* **Available records**:
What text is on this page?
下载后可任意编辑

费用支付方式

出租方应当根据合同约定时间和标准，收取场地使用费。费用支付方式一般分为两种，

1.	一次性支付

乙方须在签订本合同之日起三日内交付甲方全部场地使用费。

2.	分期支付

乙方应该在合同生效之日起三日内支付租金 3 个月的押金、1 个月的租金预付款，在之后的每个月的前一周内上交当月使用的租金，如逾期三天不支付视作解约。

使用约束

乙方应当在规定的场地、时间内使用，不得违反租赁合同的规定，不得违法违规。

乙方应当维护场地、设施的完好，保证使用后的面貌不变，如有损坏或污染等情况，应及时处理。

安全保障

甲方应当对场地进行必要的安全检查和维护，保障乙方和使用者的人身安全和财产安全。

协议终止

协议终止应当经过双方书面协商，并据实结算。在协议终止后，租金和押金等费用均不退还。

* **Set task**: Extract the whole listing, character for character.

* **Solution for this task**:
What text is on this page?
下载后可任意编辑

费用支付方式

出租方应当根据合同约定时间和标准，收取场地使用费。费用支付方式一般分为两种，

1.	一次性支付

乙方须在签订本合同之日起三日内交付甲方全部场地使用费。

2.	分期支付

乙方应该在合同生效之日起三日内支付租金 3 个月的押金、1 个月的租金预付款，在之后的每个月的前一周内上交当月使用的租金，如逾期三天不支付视作解约。

使用约束

乙方应当在规定的场地、时间内使用，不得违反租赁合同的规定，不得违法违规。

乙方应当维护场地、设施的完好，保证使用后的面貌不变，如有损坏或污染等情况，应及时处理。

安全保障

甲方应当对场地进行必要的安全检查和维护，保障乙方和使用者的人身安全和财产安全。

协议终止

协议终止应当经过双方书面协商，并据实结算。在协议终止后，租金和押金等费用均不退还。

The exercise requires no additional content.